Exercise aim
Repeat, line for line, the entries printed below.

Material for this task
-- START --

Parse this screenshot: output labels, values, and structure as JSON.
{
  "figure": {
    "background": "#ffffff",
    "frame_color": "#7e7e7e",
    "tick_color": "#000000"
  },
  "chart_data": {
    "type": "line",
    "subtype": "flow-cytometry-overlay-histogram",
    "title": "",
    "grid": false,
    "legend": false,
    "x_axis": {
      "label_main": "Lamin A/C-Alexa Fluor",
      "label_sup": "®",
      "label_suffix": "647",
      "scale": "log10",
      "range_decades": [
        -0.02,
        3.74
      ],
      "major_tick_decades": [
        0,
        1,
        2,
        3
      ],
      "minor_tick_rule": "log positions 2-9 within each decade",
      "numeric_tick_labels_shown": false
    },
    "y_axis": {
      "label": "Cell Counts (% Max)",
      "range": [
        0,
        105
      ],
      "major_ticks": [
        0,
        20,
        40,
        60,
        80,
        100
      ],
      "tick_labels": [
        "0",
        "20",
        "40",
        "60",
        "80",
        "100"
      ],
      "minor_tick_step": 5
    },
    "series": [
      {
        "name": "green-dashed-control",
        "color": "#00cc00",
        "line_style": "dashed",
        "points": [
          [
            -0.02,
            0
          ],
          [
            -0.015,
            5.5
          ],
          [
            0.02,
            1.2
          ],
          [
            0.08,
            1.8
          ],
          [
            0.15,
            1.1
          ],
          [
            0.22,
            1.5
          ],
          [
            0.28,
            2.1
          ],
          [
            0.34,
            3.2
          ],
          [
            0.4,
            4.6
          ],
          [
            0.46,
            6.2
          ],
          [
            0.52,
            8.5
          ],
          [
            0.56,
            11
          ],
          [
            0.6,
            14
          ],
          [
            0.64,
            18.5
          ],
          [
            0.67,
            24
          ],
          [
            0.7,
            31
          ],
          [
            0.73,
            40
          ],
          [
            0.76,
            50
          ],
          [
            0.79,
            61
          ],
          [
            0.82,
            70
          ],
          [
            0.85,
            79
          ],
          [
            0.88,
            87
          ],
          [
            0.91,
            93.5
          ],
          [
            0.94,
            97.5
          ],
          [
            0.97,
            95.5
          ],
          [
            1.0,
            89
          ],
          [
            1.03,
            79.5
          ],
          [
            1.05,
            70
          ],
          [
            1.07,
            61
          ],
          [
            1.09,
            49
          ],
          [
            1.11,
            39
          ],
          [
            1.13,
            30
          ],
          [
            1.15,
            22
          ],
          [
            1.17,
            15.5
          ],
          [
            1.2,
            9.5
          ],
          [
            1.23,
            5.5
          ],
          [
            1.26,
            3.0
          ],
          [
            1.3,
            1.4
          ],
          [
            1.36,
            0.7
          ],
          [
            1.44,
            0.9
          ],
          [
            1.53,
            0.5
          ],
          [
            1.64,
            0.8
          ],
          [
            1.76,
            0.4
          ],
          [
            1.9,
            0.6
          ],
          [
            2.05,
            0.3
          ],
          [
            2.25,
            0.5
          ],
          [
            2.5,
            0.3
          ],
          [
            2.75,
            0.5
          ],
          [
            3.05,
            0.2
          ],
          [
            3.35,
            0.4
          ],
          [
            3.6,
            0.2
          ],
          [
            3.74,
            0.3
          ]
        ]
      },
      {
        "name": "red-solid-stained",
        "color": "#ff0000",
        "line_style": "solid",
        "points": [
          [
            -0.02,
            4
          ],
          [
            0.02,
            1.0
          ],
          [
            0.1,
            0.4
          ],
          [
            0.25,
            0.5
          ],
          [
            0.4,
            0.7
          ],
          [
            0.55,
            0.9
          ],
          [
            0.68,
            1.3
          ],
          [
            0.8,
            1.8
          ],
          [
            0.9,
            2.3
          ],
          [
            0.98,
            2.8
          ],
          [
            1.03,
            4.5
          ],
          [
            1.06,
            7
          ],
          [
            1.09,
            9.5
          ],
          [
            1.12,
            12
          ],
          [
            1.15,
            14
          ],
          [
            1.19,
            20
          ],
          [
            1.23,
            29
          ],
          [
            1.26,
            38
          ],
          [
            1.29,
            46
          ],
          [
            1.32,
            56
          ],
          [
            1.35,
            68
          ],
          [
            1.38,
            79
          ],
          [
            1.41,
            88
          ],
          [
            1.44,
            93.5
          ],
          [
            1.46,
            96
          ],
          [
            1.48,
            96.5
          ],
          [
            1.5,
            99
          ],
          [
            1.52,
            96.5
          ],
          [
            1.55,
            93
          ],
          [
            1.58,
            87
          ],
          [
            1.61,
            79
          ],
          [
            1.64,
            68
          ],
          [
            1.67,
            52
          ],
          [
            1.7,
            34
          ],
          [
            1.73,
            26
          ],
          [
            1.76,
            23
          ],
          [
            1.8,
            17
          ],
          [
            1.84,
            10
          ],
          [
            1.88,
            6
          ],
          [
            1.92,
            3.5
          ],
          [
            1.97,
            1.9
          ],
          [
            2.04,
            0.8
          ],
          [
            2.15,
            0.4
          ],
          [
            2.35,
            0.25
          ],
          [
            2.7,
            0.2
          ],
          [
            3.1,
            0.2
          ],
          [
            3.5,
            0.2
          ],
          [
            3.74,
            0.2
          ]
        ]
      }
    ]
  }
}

-- END --

Expected output
Parse this screenshot: output labels, values, and structure as JSON.
{
  "figure": {
    "background": "#ffffff",
    "frame_color": "#7e7e7e",
    "tick_color": "#000000"
  },
  "chart_data": {
    "type": "line",
    "subtype": "flow-cytometry-overlay-histogram",
    "title": "",
    "grid": false,
    "legend": false,
    "x_axis": {
      "label_main": "Lamin A/C-Alexa Fluor",
      "label_sup": "®",
      "label_suffix": "647",
      "scale": "log10",
      "range_decades": [
        -0.02,
        3.74
      ],
      "major_tick_decades": [
        0,
        1,
        2,
        3
      ],
      "minor_tick_rule": "log positions 2-9 within each decade",
      "numeric_tick_labels_shown": false
    },
    "y_axis": {
      "label": "Cell Counts (% Max)",
      "range": [
        0,
        105
      ],
      "major_ticks": [
        0,
        20,
        40,
        60,
        80,
        100
      ],
      "tick_labels": [
        "0",
        "20",
        "40",
        "60",
        "80",
        "100"
      ],
      "minor_tick_step": 5
    },
    "series": [
      {
        "name": "green-dashed-control",
        "color": "#00cc00",
        "line_style": "dashed",
        "points": [
          [
            -0.02,
            0
          ],
          [
            -0.015,
            5.5
          ],
          [
            0.02,
            1.2
          ],
          [
            0.08,
            1.8
          ],
          [
            0.15,
            1.1
          ],
          [
            0.22,
            1.5
          ],
          [
            0.28,
            2.1
          ],
          [
            0.34,
            3.2
          ],
          [
            0.4,
            4.6
          ],
          [
            0.46,
            6.2
          ],
          [
            0.52,
            8.5
          ],
          [
            0.56,
            11
          ],
          [
            0.6,
            14
          ],
          [
            0.64,
            18.5
          ],
          [
            0.67,
            24
          ],
          [
            0.7,
            31
          ],
          [
            0.73,
            40
          ],
          [
            0.76,
            50
          ],
          [
            0.79,
            61
          ],
          [
            0.82,
            70
          ],
          [
            0.85,
            79
          ],
          [
            0.88,
            87
          ],
          [
            0.91,
            93.5
          ],
          [
            0.94,
            97.5
          ],
          [
            0.97,
            95.5
          ],
          [
            1.0,
            89
          ],
          [
            1.03,
            79.5
          ],
          [
            1.05,
            70
          ],
          [
            1.07,
            61
          ],
          [
            1.09,
            49
          ],
          [
            1.11,
            39
          ],
          [
            1.13,
            30
          ],
          [
            1.15,
            22
          ],
          [
            1.17,
            15.5
          ],
          [
            1.2,
            9.5
          ],
          [
            1.23,
            5.5
          ],
          [
            1.26,
            3.0
          ],
          [
            1.3,
            1.4
          ],
          [
            1.36,
            0.7
          ],
          [
            1.44,
            0.9
          ],
          [
            1.53,
            0.5
          ],
          [
            1.64,
            0.8
          ],
          [
            1.76,
            0.4
          ],
          [
            1.9,
            0.6
          ],
          [
            2.05,
            0.3
          ],
          [
            2.25,
            0.5
          ],
          [
            2.5,
            0.3
          ],
          [
            2.75,
            0.5
          ],
          [
            3.05,
            0.2
          ],
          [
            3.35,
            0.4
          ],
          [
            3.6,
            0.2
          ],
          [
            3.74,
            0.3
          ]
        ]
      },
      {
        "name": "red-solid-stained",
        "color": "#ff0000",
        "line_style": "solid",
        "points": [
          [
            -0.02,
            4
          ],
          [
            0.02,
            1.0
          ],
          [
            0.1,
            0.4
          ],
          [
            0.25,
            0.5
          ],
          [
            0.4,
            0.7
          ],
          [
            0.55,
            0.9
          ],
          [
            0.68,
            1.3
          ],
          [
            0.8,
            1.8
          ],
          [
            0.9,
            2.3
          ],
          [
            0.98,
            2.8
          ],
          [
            1.03,
            4.5
          ],
          [
            1.06,
            7
          ],
          [
            1.09,
            9.5
          ],
          [
            1.12,
            12
          ],
          [
            1.15,
            14
          ],
          [
            1.19,
            20
          ],
          [
            1.23,
            29
          ],
          [
            1.26,
            38
          ],
          [
            1.29,
            46
          ],
          [
            1.32,
            56
          ],
          [
            1.35,
            68
          ],
          [
            1.38,
            79
          ],
          [
            1.41,
            88
          ],
          [
            1.44,
            93.5
          ],
          [
            1.46,
            96
          ],
          [
            1.48,
            96.5
          ],
          [
            1.5,
            99
          ],
          [
            1.52,
            96.5
          ],
          [
            1.55,
            93
          ],
          [
            1.58,
            87
          ],
          [
            1.61,
            79
          ],
          [
            1.64,
            68
          ],
          [
            1.67,
            52
          ],
          [
            1.7,
            34
          ],
          [
            1.73,
            26
          ],
          [
            1.76,
            23
          ],
          [
            1.8,
            17
          ],
          [
            1.84,
            10
          ],
          [
            1.88,
            6
          ],
          [
            1.92,
            3.5
          ],
          [
            1.97,
            1.9
          ],
          [
            2.04,
            0.8
          ],
          [
            2.15,
            0.4
          ],
          [
            2.35,
            0.25
          ],
          [
            2.7,
            0.2
          ],
          [
            3.1,
            0.2
          ],
          [
            3.5,
            0.2
          ],
          [
            3.74,
            0.2
          ]
        ]
      }
    ]
  }
}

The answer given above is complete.